[Start of DATA SHOWN]
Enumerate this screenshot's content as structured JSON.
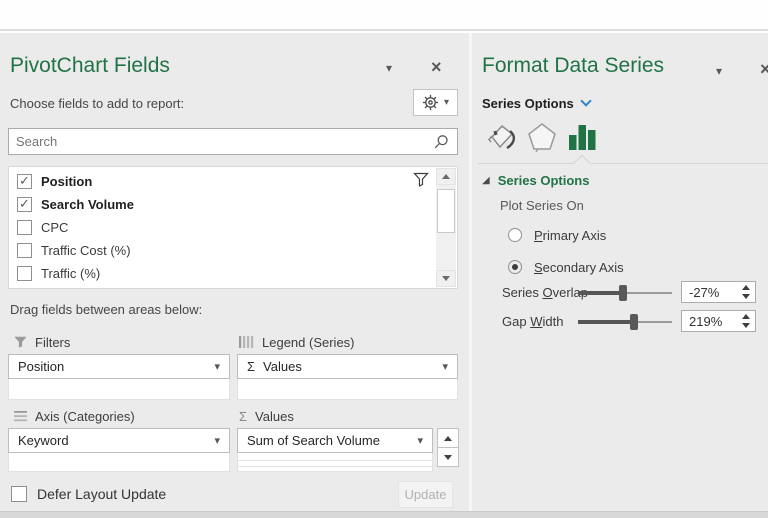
{
  "pivot_panel": {
    "title": "PivotChart Fields",
    "choose_label": "Choose fields to add to report:",
    "search_placeholder": "Search",
    "fields": [
      {
        "label": "Position",
        "checked": true
      },
      {
        "label": "Search Volume",
        "checked": true
      },
      {
        "label": "CPC",
        "checked": false
      },
      {
        "label": "Traffic Cost (%)",
        "checked": false
      },
      {
        "label": "Traffic (%)",
        "checked": false
      }
    ],
    "drag_label": "Drag fields between areas below:",
    "areas": [
      {
        "title": "Filters",
        "chip": "Position"
      },
      {
        "title": "Legend (Series)",
        "chip": "Values",
        "chip_sigma": true
      },
      {
        "title": "Axis (Categories)",
        "chip": "Keyword"
      },
      {
        "title": "Values",
        "chip": "Sum of Search Volume"
      }
    ],
    "defer_label": "Defer Layout Update",
    "defer_checked": false,
    "update_label": "Update"
  },
  "format_panel": {
    "title": "Format Data Series",
    "nav_label": "Series Options",
    "tabs": [
      "fill-line",
      "effects",
      "series-options"
    ],
    "active_tab": "series-options",
    "section_title": "Series Options",
    "plot_series_label": "Plot Series On",
    "radios": [
      {
        "label": "Primary Axis",
        "accel_index": 0,
        "selected": false
      },
      {
        "label": "Secondary Axis",
        "accel_index": 0,
        "selected": true
      }
    ],
    "sliders": [
      {
        "label": "Series Overlap",
        "accel_index": 7,
        "value": "-27%",
        "position_pct": 48
      },
      {
        "label": "Gap Width",
        "accel_index": 4,
        "value": "219%",
        "position_pct": 60
      }
    ]
  },
  "colors": {
    "excel_green": "#217346",
    "chevron_blue": "#2e83c6"
  }
}
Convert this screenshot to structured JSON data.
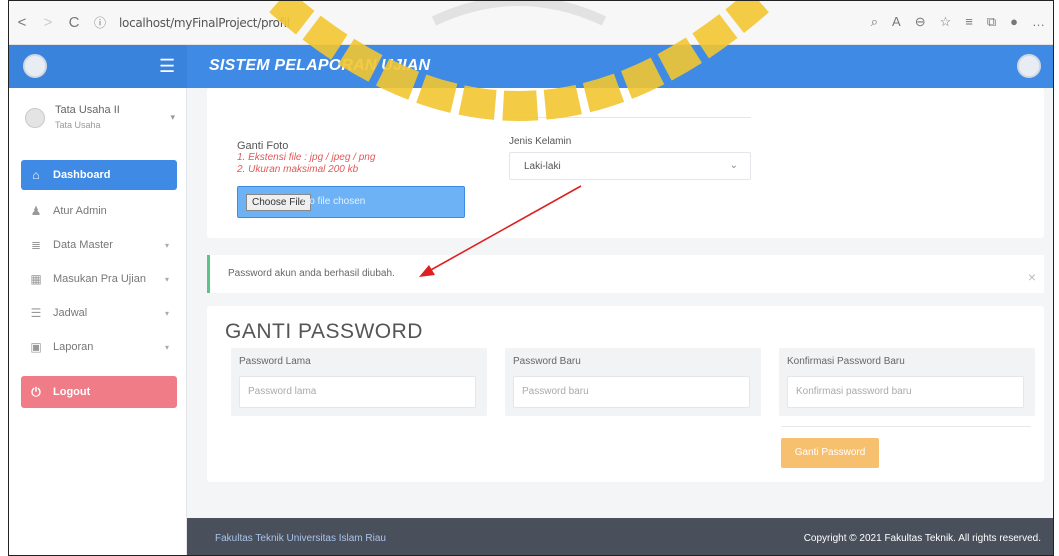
[End of DATA SHOWN]
Work out the count of lines containing the word "Volume", then write only that count.

2